START Listed entries

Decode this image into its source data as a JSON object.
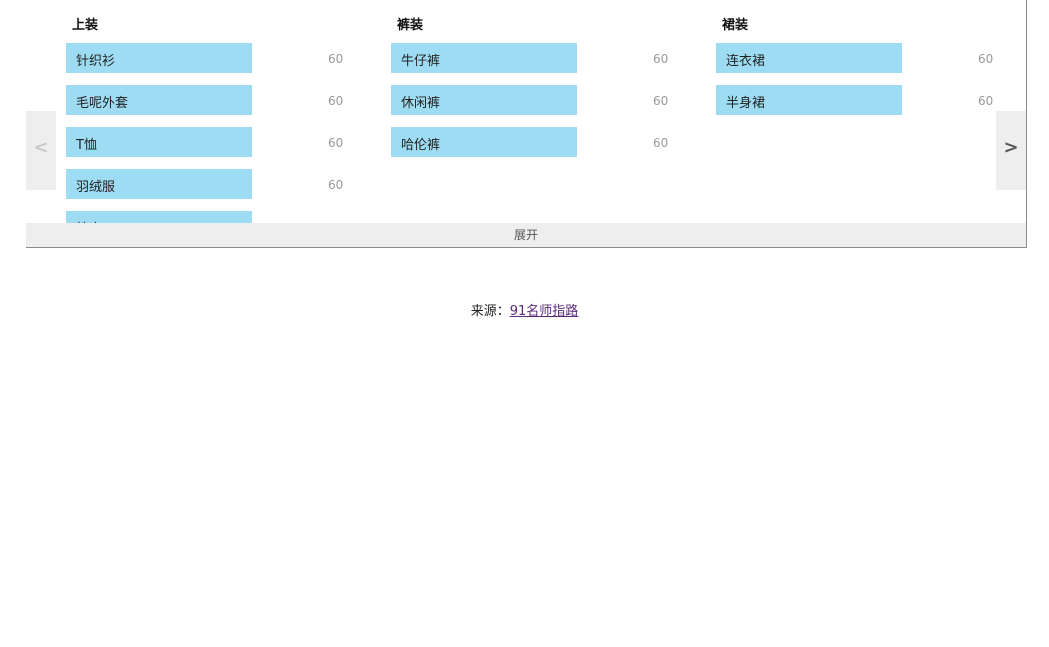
{
  "columns": [
    {
      "title": "上装",
      "items": [
        {
          "label": "针织衫",
          "count": "60"
        },
        {
          "label": "毛呢外套",
          "count": "60"
        },
        {
          "label": "T恤",
          "count": "60"
        },
        {
          "label": "羽绒服",
          "count": "60"
        },
        {
          "label": "棉衣",
          "count": ""
        }
      ]
    },
    {
      "title": "裤装",
      "items": [
        {
          "label": "牛仔裤",
          "count": "60"
        },
        {
          "label": "休闲裤",
          "count": "60"
        },
        {
          "label": "哈伦裤",
          "count": "60"
        }
      ]
    },
    {
      "title": "裙装",
      "items": [
        {
          "label": "连衣裙",
          "count": "60"
        },
        {
          "label": "半身裙",
          "count": "60"
        }
      ]
    }
  ],
  "nav": {
    "prev": "<",
    "next": ">"
  },
  "expand_label": "展开",
  "source": {
    "prefix": "来源：",
    "link_text": "91名师指路"
  },
  "colors": {
    "chip": "#9ddcf2",
    "nav_bg": "#eeeeee",
    "link": "#5a2a7a"
  }
}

END Listed entries

Exercise
Retype each line of the listing above word for word. Exclude the pictures.

The solution
Decode this image into its source data as a JSON object.
{
  "columns": [
    {
      "title": "上装",
      "items": [
        {
          "label": "针织衫",
          "count": "60"
        },
        {
          "label": "毛呢外套",
          "count": "60"
        },
        {
          "label": "T恤",
          "count": "60"
        },
        {
          "label": "羽绒服",
          "count": "60"
        },
        {
          "label": "棉衣",
          "count": ""
        }
      ]
    },
    {
      "title": "裤装",
      "items": [
        {
          "label": "牛仔裤",
          "count": "60"
        },
        {
          "label": "休闲裤",
          "count": "60"
        },
        {
          "label": "哈伦裤",
          "count": "60"
        }
      ]
    },
    {
      "title": "裙装",
      "items": [
        {
          "label": "连衣裙",
          "count": "60"
        },
        {
          "label": "半身裙",
          "count": "60"
        }
      ]
    }
  ],
  "nav": {
    "prev": "<",
    "next": ">"
  },
  "expand_label": "展开",
  "source": {
    "prefix": "来源：",
    "link_text": "91名师指路"
  },
  "colors": {
    "chip": "#9ddcf2",
    "nav_bg": "#eeeeee",
    "link": "#5a2a7a"
  }
}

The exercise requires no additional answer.